**Data provided:**
= = = =

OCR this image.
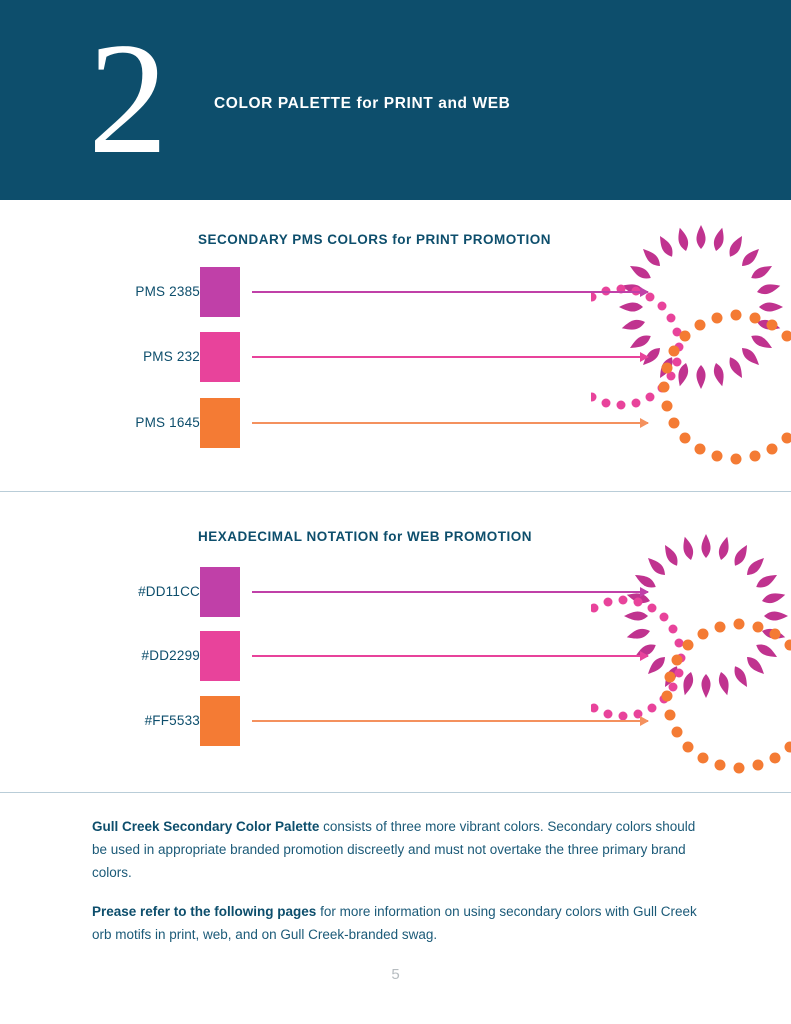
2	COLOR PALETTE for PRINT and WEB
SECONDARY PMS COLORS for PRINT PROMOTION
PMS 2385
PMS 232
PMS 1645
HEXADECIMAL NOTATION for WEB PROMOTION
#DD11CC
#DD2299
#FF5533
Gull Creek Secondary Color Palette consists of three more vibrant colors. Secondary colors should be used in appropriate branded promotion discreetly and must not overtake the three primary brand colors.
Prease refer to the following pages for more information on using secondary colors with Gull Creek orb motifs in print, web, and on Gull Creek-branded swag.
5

= = = =

**What this task involves:**
Your task is to set down the records shown above exactly, minus any pictures.

**Expected answer:**
OCR this image.
2	COLOR PALETTE for PRINT and WEB
SECONDARY PMS COLORS for PRINT PROMOTION
PMS 2385
PMS 232
PMS 1645
HEXADECIMAL NOTATION for WEB PROMOTION
#DD11CC
#DD2299
#FF5533
Gull Creek Secondary Color Palette consists of three more vibrant colors. Secondary colors should be used in appropriate branded promotion discreetly and must not overtake the three primary brand colors.
Prease refer to the following pages for more information on using secondary colors with Gull Creek orb motifs in print, web, and on Gull Creek-branded swag.
5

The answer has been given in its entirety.